== Data for the task ==

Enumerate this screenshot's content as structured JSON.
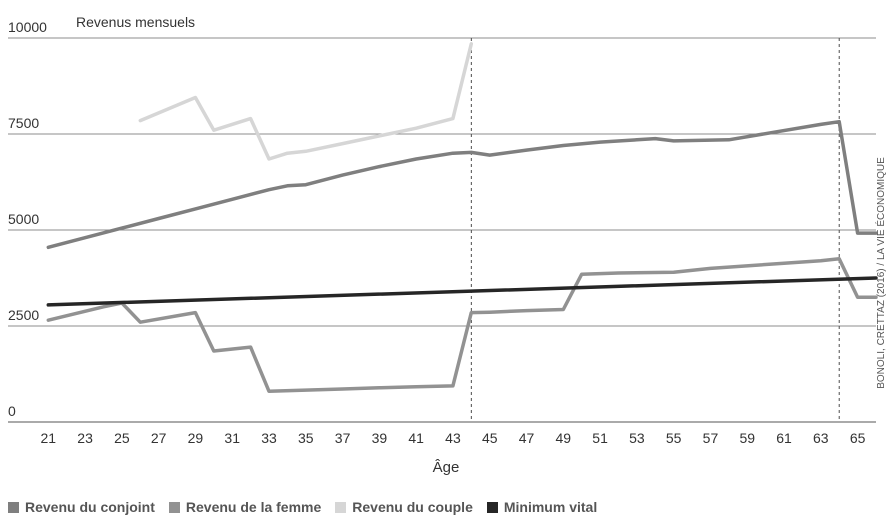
{
  "chart_data": {
    "type": "line",
    "ylabel": "Revenus mensuels",
    "xlabel": "Âge",
    "ylim": [
      0,
      10000
    ],
    "yticks": [
      0,
      2500,
      5000,
      7500,
      10000
    ],
    "ytick_labels": [
      "0",
      "2500",
      "5000",
      "7500",
      "10000"
    ],
    "xlim": [
      19.5,
      66
    ],
    "xticks": [
      21,
      23,
      25,
      27,
      29,
      31,
      33,
      35,
      37,
      39,
      41,
      43,
      45,
      47,
      49,
      51,
      53,
      55,
      57,
      59,
      61,
      63,
      65
    ],
    "xtick_labels": [
      "21",
      "23",
      "25",
      "27",
      "29",
      "31",
      "33",
      "35",
      "37",
      "39",
      "41",
      "43",
      "45",
      "47",
      "49",
      "51",
      "53",
      "55",
      "57",
      "59",
      "61",
      "63",
      "65"
    ],
    "vlines": [
      44,
      64
    ],
    "grid": "horizontal",
    "legend_position": "bottom",
    "source": "BONOLI, CRETTAZ (2016) / LA VIE ÉCONOMIQUE",
    "series": [
      {
        "name": "Revenu du conjoint",
        "color": "#7f7f7f",
        "points": [
          [
            21,
            4550
          ],
          [
            25,
            5050
          ],
          [
            27,
            5300
          ],
          [
            29,
            5550
          ],
          [
            31,
            5800
          ],
          [
            33,
            6050
          ],
          [
            34,
            6150
          ],
          [
            35,
            6180
          ],
          [
            37,
            6430
          ],
          [
            39,
            6650
          ],
          [
            41,
            6850
          ],
          [
            43,
            7000
          ],
          [
            44,
            7020
          ],
          [
            45,
            6950
          ],
          [
            47,
            7080
          ],
          [
            49,
            7200
          ],
          [
            51,
            7290
          ],
          [
            53,
            7350
          ],
          [
            54,
            7380
          ],
          [
            55,
            7320
          ],
          [
            58,
            7350
          ],
          [
            63,
            7750
          ],
          [
            64,
            7820
          ],
          [
            65,
            4920
          ],
          [
            66,
            4920
          ]
        ]
      },
      {
        "name": "Revenu de la femme",
        "color": "#929292",
        "points": [
          [
            21,
            2650
          ],
          [
            24,
            3000
          ],
          [
            25,
            3100
          ],
          [
            26,
            2600
          ],
          [
            29,
            2850
          ],
          [
            30,
            1850
          ],
          [
            32,
            1950
          ],
          [
            33,
            800
          ],
          [
            35,
            830
          ],
          [
            37,
            860
          ],
          [
            39,
            890
          ],
          [
            41,
            920
          ],
          [
            43,
            940
          ],
          [
            44,
            2850
          ],
          [
            45,
            2860
          ],
          [
            47,
            2900
          ],
          [
            49,
            2930
          ],
          [
            50,
            3850
          ],
          [
            52,
            3880
          ],
          [
            55,
            3900
          ],
          [
            57,
            4000
          ],
          [
            63,
            4200
          ],
          [
            64,
            4250
          ],
          [
            65,
            3250
          ],
          [
            66,
            3250
          ]
        ]
      },
      {
        "name": "Revenu du couple",
        "color": "#d6d6d6",
        "points": [
          [
            26,
            7850
          ],
          [
            29,
            8450
          ],
          [
            30,
            7600
          ],
          [
            32,
            7900
          ],
          [
            33,
            6850
          ],
          [
            34,
            7000
          ],
          [
            35,
            7050
          ],
          [
            37,
            7250
          ],
          [
            39,
            7450
          ],
          [
            41,
            7650
          ],
          [
            43,
            7900
          ],
          [
            44,
            9850
          ]
        ]
      },
      {
        "name": "Minimum vital",
        "color": "#262626",
        "points": [
          [
            21,
            3050
          ],
          [
            66,
            3750
          ]
        ]
      }
    ]
  }
}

===

== Goal ==
Reproduce every entry word for word, but omit the pictures.

== Task output ==
Enumerate this screenshot's content as structured JSON.
{
  "chart_data": {
    "type": "line",
    "ylabel": "Revenus mensuels",
    "xlabel": "Âge",
    "ylim": [
      0,
      10000
    ],
    "yticks": [
      0,
      2500,
      5000,
      7500,
      10000
    ],
    "ytick_labels": [
      "0",
      "2500",
      "5000",
      "7500",
      "10000"
    ],
    "xlim": [
      19.5,
      66
    ],
    "xticks": [
      21,
      23,
      25,
      27,
      29,
      31,
      33,
      35,
      37,
      39,
      41,
      43,
      45,
      47,
      49,
      51,
      53,
      55,
      57,
      59,
      61,
      63,
      65
    ],
    "xtick_labels": [
      "21",
      "23",
      "25",
      "27",
      "29",
      "31",
      "33",
      "35",
      "37",
      "39",
      "41",
      "43",
      "45",
      "47",
      "49",
      "51",
      "53",
      "55",
      "57",
      "59",
      "61",
      "63",
      "65"
    ],
    "vlines": [
      44,
      64
    ],
    "grid": "horizontal",
    "legend_position": "bottom",
    "source": "BONOLI, CRETTAZ (2016) / LA VIE ÉCONOMIQUE",
    "series": [
      {
        "name": "Revenu du conjoint",
        "color": "#7f7f7f",
        "points": [
          [
            21,
            4550
          ],
          [
            25,
            5050
          ],
          [
            27,
            5300
          ],
          [
            29,
            5550
          ],
          [
            31,
            5800
          ],
          [
            33,
            6050
          ],
          [
            34,
            6150
          ],
          [
            35,
            6180
          ],
          [
            37,
            6430
          ],
          [
            39,
            6650
          ],
          [
            41,
            6850
          ],
          [
            43,
            7000
          ],
          [
            44,
            7020
          ],
          [
            45,
            6950
          ],
          [
            47,
            7080
          ],
          [
            49,
            7200
          ],
          [
            51,
            7290
          ],
          [
            53,
            7350
          ],
          [
            54,
            7380
          ],
          [
            55,
            7320
          ],
          [
            58,
            7350
          ],
          [
            63,
            7750
          ],
          [
            64,
            7820
          ],
          [
            65,
            4920
          ],
          [
            66,
            4920
          ]
        ]
      },
      {
        "name": "Revenu de la femme",
        "color": "#929292",
        "points": [
          [
            21,
            2650
          ],
          [
            24,
            3000
          ],
          [
            25,
            3100
          ],
          [
            26,
            2600
          ],
          [
            29,
            2850
          ],
          [
            30,
            1850
          ],
          [
            32,
            1950
          ],
          [
            33,
            800
          ],
          [
            35,
            830
          ],
          [
            37,
            860
          ],
          [
            39,
            890
          ],
          [
            41,
            920
          ],
          [
            43,
            940
          ],
          [
            44,
            2850
          ],
          [
            45,
            2860
          ],
          [
            47,
            2900
          ],
          [
            49,
            2930
          ],
          [
            50,
            3850
          ],
          [
            52,
            3880
          ],
          [
            55,
            3900
          ],
          [
            57,
            4000
          ],
          [
            63,
            4200
          ],
          [
            64,
            4250
          ],
          [
            65,
            3250
          ],
          [
            66,
            3250
          ]
        ]
      },
      {
        "name": "Revenu du couple",
        "color": "#d6d6d6",
        "points": [
          [
            26,
            7850
          ],
          [
            29,
            8450
          ],
          [
            30,
            7600
          ],
          [
            32,
            7900
          ],
          [
            33,
            6850
          ],
          [
            34,
            7000
          ],
          [
            35,
            7050
          ],
          [
            37,
            7250
          ],
          [
            39,
            7450
          ],
          [
            41,
            7650
          ],
          [
            43,
            7900
          ],
          [
            44,
            9850
          ]
        ]
      },
      {
        "name": "Minimum vital",
        "color": "#262626",
        "points": [
          [
            21,
            3050
          ],
          [
            66,
            3750
          ]
        ]
      }
    ]
  }
}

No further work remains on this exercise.